--- DATA TO PROCESS ---

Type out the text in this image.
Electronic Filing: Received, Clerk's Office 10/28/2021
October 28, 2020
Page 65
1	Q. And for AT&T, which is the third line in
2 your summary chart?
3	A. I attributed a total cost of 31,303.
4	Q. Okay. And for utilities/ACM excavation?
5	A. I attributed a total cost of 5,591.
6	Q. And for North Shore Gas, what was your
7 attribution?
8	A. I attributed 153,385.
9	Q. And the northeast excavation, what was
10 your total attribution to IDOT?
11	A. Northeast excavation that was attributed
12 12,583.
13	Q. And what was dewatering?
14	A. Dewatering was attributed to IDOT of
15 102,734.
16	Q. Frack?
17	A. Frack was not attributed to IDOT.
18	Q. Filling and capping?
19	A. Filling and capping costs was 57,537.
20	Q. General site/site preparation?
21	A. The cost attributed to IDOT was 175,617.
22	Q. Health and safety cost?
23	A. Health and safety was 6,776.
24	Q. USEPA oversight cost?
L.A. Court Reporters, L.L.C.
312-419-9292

---

§ EXERCISE DESCRIPTION: Repeat the material from above exactly, word for word.

§ RESULT:
Type out the text in this image.
Electronic Filing: Received, Clerk's Office 10/28/2021
October 28, 2020
Page 65
1	Q. And for AT&T, which is the third line in
2 your summary chart?
3	A. I attributed a total cost of 31,303.
4	Q. Okay. And for utilities/ACM excavation?
5	A. I attributed a total cost of 5,591.
6	Q. And for North Shore Gas, what was your
7 attribution?
8	A. I attributed 153,385.
9	Q. And the northeast excavation, what was
10 your total attribution to IDOT?
11	A. Northeast excavation that was attributed
12 12,583.
13	Q. And what was dewatering?
14	A. Dewatering was attributed to IDOT of
15 102,734.
16	Q. Frack?
17	A. Frack was not attributed to IDOT.
18	Q. Filling and capping?
19	A. Filling and capping costs was 57,537.
20	Q. General site/site preparation?
21	A. The cost attributed to IDOT was 175,617.
22	Q. Health and safety cost?
23	A. Health and safety was 6,776.
24	Q. USEPA oversight cost?
L.A. Court Reporters, L.L.C.
312-419-9292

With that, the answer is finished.